• [Set task]
Copy every line, leaving nothing out and adding nothing.

::::

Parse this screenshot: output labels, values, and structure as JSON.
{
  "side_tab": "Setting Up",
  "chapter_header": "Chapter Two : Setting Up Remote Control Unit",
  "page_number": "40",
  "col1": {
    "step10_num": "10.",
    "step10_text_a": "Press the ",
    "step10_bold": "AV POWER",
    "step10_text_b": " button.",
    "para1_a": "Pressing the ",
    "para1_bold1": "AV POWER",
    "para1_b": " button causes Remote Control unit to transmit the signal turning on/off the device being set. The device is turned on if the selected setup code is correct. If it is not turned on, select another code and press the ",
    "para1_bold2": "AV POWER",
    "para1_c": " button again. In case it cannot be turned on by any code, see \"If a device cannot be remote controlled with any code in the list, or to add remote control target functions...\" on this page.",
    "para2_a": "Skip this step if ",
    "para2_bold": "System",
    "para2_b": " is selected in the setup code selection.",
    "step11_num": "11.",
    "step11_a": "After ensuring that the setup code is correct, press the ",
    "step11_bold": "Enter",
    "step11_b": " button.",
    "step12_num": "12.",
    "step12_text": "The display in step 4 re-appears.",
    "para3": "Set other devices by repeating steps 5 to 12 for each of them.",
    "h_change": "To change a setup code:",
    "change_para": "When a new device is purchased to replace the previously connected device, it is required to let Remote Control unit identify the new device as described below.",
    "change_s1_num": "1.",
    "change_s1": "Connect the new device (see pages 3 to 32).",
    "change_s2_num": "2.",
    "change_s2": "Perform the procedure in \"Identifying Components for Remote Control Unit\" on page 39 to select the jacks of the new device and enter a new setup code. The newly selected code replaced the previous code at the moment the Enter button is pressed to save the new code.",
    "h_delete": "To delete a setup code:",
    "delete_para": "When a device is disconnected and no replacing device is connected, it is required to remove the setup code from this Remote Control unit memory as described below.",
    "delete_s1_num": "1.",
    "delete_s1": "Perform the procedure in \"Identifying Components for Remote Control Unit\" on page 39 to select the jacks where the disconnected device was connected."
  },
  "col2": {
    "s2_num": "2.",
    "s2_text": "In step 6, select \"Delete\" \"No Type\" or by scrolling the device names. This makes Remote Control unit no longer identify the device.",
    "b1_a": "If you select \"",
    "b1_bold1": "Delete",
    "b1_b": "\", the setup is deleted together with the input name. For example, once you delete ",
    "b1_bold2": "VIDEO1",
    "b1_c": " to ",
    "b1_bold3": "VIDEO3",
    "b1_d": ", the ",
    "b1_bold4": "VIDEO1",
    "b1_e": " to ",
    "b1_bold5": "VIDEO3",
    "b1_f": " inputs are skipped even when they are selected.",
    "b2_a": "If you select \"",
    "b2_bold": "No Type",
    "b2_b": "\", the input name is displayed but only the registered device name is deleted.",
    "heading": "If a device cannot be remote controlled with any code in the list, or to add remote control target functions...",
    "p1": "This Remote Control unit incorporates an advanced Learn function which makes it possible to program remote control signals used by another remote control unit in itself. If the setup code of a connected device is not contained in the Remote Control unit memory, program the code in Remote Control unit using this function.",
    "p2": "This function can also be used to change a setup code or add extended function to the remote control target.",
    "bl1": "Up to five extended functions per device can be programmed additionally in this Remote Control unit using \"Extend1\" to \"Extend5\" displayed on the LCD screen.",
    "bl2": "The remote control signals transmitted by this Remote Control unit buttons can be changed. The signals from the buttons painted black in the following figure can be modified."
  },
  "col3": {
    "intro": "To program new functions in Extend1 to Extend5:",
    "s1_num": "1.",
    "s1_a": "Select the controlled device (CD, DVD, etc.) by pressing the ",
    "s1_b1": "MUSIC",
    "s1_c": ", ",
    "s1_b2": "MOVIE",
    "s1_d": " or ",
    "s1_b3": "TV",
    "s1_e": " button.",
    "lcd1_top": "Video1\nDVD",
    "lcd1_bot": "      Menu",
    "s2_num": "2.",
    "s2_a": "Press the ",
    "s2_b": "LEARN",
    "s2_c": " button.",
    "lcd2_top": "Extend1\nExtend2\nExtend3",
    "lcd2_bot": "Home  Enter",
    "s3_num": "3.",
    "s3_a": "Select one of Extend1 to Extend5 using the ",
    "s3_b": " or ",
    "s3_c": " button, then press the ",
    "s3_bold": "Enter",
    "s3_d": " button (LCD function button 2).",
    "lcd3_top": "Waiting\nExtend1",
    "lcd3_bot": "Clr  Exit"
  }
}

::::

• [Exercise output]
Parse this screenshot: output labels, values, and structure as JSON.
{
  "side_tab": "Setting Up",
  "chapter_header": "Chapter Two : Setting Up Remote Control Unit",
  "page_number": "40",
  "col1": {
    "step10_num": "10.",
    "step10_text_a": "Press the ",
    "step10_bold": "AV POWER",
    "step10_text_b": " button.",
    "para1_a": "Pressing the ",
    "para1_bold1": "AV POWER",
    "para1_b": " button causes Remote Control unit to transmit the signal turning on/off the device being set. The device is turned on if the selected setup code is correct. If it is not turned on, select another code and press the ",
    "para1_bold2": "AV POWER",
    "para1_c": " button again. In case it cannot be turned on by any code, see \"If a device cannot be remote controlled with any code in the list, or to add remote control target functions...\" on this page.",
    "para2_a": "Skip this step if ",
    "para2_bold": "System",
    "para2_b": " is selected in the setup code selection.",
    "step11_num": "11.",
    "step11_a": "After ensuring that the setup code is correct, press the ",
    "step11_bold": "Enter",
    "step11_b": " button.",
    "step12_num": "12.",
    "step12_text": "The display in step 4 re-appears.",
    "para3": "Set other devices by repeating steps 5 to 12 for each of them.",
    "h_change": "To change a setup code:",
    "change_para": "When a new device is purchased to replace the previously connected device, it is required to let Remote Control unit identify the new device as described below.",
    "change_s1_num": "1.",
    "change_s1": "Connect the new device (see pages 3 to 32).",
    "change_s2_num": "2.",
    "change_s2": "Perform the procedure in \"Identifying Components for Remote Control Unit\" on page 39 to select the jacks of the new device and enter a new setup code. The newly selected code replaced the previous code at the moment the Enter button is pressed to save the new code.",
    "h_delete": "To delete a setup code:",
    "delete_para": "When a device is disconnected and no replacing device is connected, it is required to remove the setup code from this Remote Control unit memory as described below.",
    "delete_s1_num": "1.",
    "delete_s1": "Perform the procedure in \"Identifying Components for Remote Control Unit\" on page 39 to select the jacks where the disconnected device was connected."
  },
  "col2": {
    "s2_num": "2.",
    "s2_text": "In step 6, select \"Delete\" \"No Type\" or by scrolling the device names. This makes Remote Control unit no longer identify the device.",
    "b1_a": "If you select \"",
    "b1_bold1": "Delete",
    "b1_b": "\", the setup is deleted together with the input name. For example, once you delete ",
    "b1_bold2": "VIDEO1",
    "b1_c": " to ",
    "b1_bold3": "VIDEO3",
    "b1_d": ", the ",
    "b1_bold4": "VIDEO1",
    "b1_e": " to ",
    "b1_bold5": "VIDEO3",
    "b1_f": " inputs are skipped even when they are selected.",
    "b2_a": "If you select \"",
    "b2_bold": "No Type",
    "b2_b": "\", the input name is displayed but only the registered device name is deleted.",
    "heading": "If a device cannot be remote controlled with any code in the list, or to add remote control target functions...",
    "p1": "This Remote Control unit incorporates an advanced Learn function which makes it possible to program remote control signals used by another remote control unit in itself. If the setup code of a connected device is not contained in the Remote Control unit memory, program the code in Remote Control unit using this function.",
    "p2": "This function can also be used to change a setup code or add extended function to the remote control target.",
    "bl1": "Up to five extended functions per device can be programmed additionally in this Remote Control unit using \"Extend1\" to \"Extend5\" displayed on the LCD screen.",
    "bl2": "The remote control signals transmitted by this Remote Control unit buttons can be changed. The signals from the buttons painted black in the following figure can be modified."
  },
  "col3": {
    "intro": "To program new functions in Extend1 to Extend5:",
    "s1_num": "1.",
    "s1_a": "Select the controlled device (CD, DVD, etc.) by pressing the ",
    "s1_b1": "MUSIC",
    "s1_c": ", ",
    "s1_b2": "MOVIE",
    "s1_d": " or ",
    "s1_b3": "TV",
    "s1_e": " button.",
    "lcd1_top": "Video1\nDVD",
    "lcd1_bot": "      Menu",
    "s2_num": "2.",
    "s2_a": "Press the ",
    "s2_b": "LEARN",
    "s2_c": " button.",
    "lcd2_top": "Extend1\nExtend2\nExtend3",
    "lcd2_bot": "Home  Enter",
    "s3_num": "3.",
    "s3_a": "Select one of Extend1 to Extend5 using the ",
    "s3_b": " or ",
    "s3_c": " button, then press the ",
    "s3_bold": "Enter",
    "s3_d": " button (LCD function button 2).",
    "lcd3_top": "Waiting\nExtend1",
    "lcd3_bot": "Clr  Exit"
  }
}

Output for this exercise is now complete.